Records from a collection
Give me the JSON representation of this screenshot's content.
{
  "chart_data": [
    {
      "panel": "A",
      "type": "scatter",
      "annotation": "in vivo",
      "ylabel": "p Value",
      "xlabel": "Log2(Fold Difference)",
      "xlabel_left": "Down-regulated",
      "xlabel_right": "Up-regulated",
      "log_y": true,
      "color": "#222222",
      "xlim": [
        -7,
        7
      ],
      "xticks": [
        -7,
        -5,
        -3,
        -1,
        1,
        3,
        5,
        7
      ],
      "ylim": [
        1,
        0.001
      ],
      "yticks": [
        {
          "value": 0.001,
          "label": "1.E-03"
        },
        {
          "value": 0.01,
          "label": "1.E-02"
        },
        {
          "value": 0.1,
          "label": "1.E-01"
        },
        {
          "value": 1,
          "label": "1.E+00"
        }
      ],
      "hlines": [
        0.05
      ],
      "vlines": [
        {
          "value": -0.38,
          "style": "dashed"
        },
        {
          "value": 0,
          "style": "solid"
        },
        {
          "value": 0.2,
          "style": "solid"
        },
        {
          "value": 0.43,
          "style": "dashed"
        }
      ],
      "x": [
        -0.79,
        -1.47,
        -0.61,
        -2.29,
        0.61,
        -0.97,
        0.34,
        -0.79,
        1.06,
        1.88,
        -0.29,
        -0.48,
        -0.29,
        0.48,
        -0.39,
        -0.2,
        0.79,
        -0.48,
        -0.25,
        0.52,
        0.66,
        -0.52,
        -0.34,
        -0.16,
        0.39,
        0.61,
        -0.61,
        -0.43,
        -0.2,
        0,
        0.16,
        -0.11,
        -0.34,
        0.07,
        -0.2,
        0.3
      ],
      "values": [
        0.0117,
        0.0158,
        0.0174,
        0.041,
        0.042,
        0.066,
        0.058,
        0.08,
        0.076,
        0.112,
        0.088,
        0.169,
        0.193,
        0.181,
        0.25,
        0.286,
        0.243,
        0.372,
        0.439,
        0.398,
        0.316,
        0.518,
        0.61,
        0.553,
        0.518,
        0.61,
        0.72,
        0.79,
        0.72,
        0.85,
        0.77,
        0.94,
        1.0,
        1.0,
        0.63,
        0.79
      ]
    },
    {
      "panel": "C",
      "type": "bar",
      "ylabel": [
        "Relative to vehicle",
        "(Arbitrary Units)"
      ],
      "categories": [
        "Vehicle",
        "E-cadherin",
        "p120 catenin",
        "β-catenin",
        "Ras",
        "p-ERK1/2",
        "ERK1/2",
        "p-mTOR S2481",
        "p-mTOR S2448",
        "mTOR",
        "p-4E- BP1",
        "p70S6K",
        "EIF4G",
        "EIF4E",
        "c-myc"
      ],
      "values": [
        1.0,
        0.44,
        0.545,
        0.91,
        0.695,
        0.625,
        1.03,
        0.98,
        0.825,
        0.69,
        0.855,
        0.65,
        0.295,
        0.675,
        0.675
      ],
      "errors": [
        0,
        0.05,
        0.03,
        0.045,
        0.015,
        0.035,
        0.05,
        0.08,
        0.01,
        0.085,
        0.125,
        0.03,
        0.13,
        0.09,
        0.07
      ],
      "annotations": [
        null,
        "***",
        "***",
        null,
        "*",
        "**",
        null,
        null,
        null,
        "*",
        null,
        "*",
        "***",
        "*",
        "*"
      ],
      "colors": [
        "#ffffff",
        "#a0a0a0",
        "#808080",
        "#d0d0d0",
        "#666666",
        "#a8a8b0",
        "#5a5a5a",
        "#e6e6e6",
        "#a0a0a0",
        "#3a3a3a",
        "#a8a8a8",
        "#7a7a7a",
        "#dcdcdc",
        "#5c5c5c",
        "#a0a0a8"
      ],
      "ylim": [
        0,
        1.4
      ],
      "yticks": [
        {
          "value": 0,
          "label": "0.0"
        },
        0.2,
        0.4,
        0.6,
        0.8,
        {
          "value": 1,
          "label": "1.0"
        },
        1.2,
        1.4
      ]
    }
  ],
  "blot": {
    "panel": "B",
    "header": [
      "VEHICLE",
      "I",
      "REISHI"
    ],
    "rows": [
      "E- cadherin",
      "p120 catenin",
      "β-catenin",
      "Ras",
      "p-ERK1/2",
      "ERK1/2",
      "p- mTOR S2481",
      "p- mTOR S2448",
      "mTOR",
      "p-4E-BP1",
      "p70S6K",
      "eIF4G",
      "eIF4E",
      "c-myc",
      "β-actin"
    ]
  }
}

DIRECTIONS: Write out every entry again, keeping each line exactly the same.

RESULT BELOW:
Give me the JSON representation of this screenshot's content.
{
  "chart_data": [
    {
      "panel": "A",
      "type": "scatter",
      "annotation": "in vivo",
      "ylabel": "p Value",
      "xlabel": "Log2(Fold Difference)",
      "xlabel_left": "Down-regulated",
      "xlabel_right": "Up-regulated",
      "log_y": true,
      "color": "#222222",
      "xlim": [
        -7,
        7
      ],
      "xticks": [
        -7,
        -5,
        -3,
        -1,
        1,
        3,
        5,
        7
      ],
      "ylim": [
        1,
        0.001
      ],
      "yticks": [
        {
          "value": 0.001,
          "label": "1.E-03"
        },
        {
          "value": 0.01,
          "label": "1.E-02"
        },
        {
          "value": 0.1,
          "label": "1.E-01"
        },
        {
          "value": 1,
          "label": "1.E+00"
        }
      ],
      "hlines": [
        0.05
      ],
      "vlines": [
        {
          "value": -0.38,
          "style": "dashed"
        },
        {
          "value": 0,
          "style": "solid"
        },
        {
          "value": 0.2,
          "style": "solid"
        },
        {
          "value": 0.43,
          "style": "dashed"
        }
      ],
      "x": [
        -0.79,
        -1.47,
        -0.61,
        -2.29,
        0.61,
        -0.97,
        0.34,
        -0.79,
        1.06,
        1.88,
        -0.29,
        -0.48,
        -0.29,
        0.48,
        -0.39,
        -0.2,
        0.79,
        -0.48,
        -0.25,
        0.52,
        0.66,
        -0.52,
        -0.34,
        -0.16,
        0.39,
        0.61,
        -0.61,
        -0.43,
        -0.2,
        0,
        0.16,
        -0.11,
        -0.34,
        0.07,
        -0.2,
        0.3
      ],
      "values": [
        0.0117,
        0.0158,
        0.0174,
        0.041,
        0.042,
        0.066,
        0.058,
        0.08,
        0.076,
        0.112,
        0.088,
        0.169,
        0.193,
        0.181,
        0.25,
        0.286,
        0.243,
        0.372,
        0.439,
        0.398,
        0.316,
        0.518,
        0.61,
        0.553,
        0.518,
        0.61,
        0.72,
        0.79,
        0.72,
        0.85,
        0.77,
        0.94,
        1.0,
        1.0,
        0.63,
        0.79
      ]
    },
    {
      "panel": "C",
      "type": "bar",
      "ylabel": [
        "Relative to vehicle",
        "(Arbitrary Units)"
      ],
      "categories": [
        "Vehicle",
        "E-cadherin",
        "p120 catenin",
        "β-catenin",
        "Ras",
        "p-ERK1/2",
        "ERK1/2",
        "p-mTOR S2481",
        "p-mTOR S2448",
        "mTOR",
        "p-4E- BP1",
        "p70S6K",
        "EIF4G",
        "EIF4E",
        "c-myc"
      ],
      "values": [
        1.0,
        0.44,
        0.545,
        0.91,
        0.695,
        0.625,
        1.03,
        0.98,
        0.825,
        0.69,
        0.855,
        0.65,
        0.295,
        0.675,
        0.675
      ],
      "errors": [
        0,
        0.05,
        0.03,
        0.045,
        0.015,
        0.035,
        0.05,
        0.08,
        0.01,
        0.085,
        0.125,
        0.03,
        0.13,
        0.09,
        0.07
      ],
      "annotations": [
        null,
        "***",
        "***",
        null,
        "*",
        "**",
        null,
        null,
        null,
        "*",
        null,
        "*",
        "***",
        "*",
        "*"
      ],
      "colors": [
        "#ffffff",
        "#a0a0a0",
        "#808080",
        "#d0d0d0",
        "#666666",
        "#a8a8b0",
        "#5a5a5a",
        "#e6e6e6",
        "#a0a0a0",
        "#3a3a3a",
        "#a8a8a8",
        "#7a7a7a",
        "#dcdcdc",
        "#5c5c5c",
        "#a0a0a8"
      ],
      "ylim": [
        0,
        1.4
      ],
      "yticks": [
        {
          "value": 0,
          "label": "0.0"
        },
        0.2,
        0.4,
        0.6,
        0.8,
        {
          "value": 1,
          "label": "1.0"
        },
        1.2,
        1.4
      ]
    }
  ],
  "blot": {
    "panel": "B",
    "header": [
      "VEHICLE",
      "I",
      "REISHI"
    ],
    "rows": [
      "E- cadherin",
      "p120 catenin",
      "β-catenin",
      "Ras",
      "p-ERK1/2",
      "ERK1/2",
      "p- mTOR S2481",
      "p- mTOR S2448",
      "mTOR",
      "p-4E-BP1",
      "p70S6K",
      "eIF4G",
      "eIF4E",
      "c-myc",
      "β-actin"
    ]
  }
}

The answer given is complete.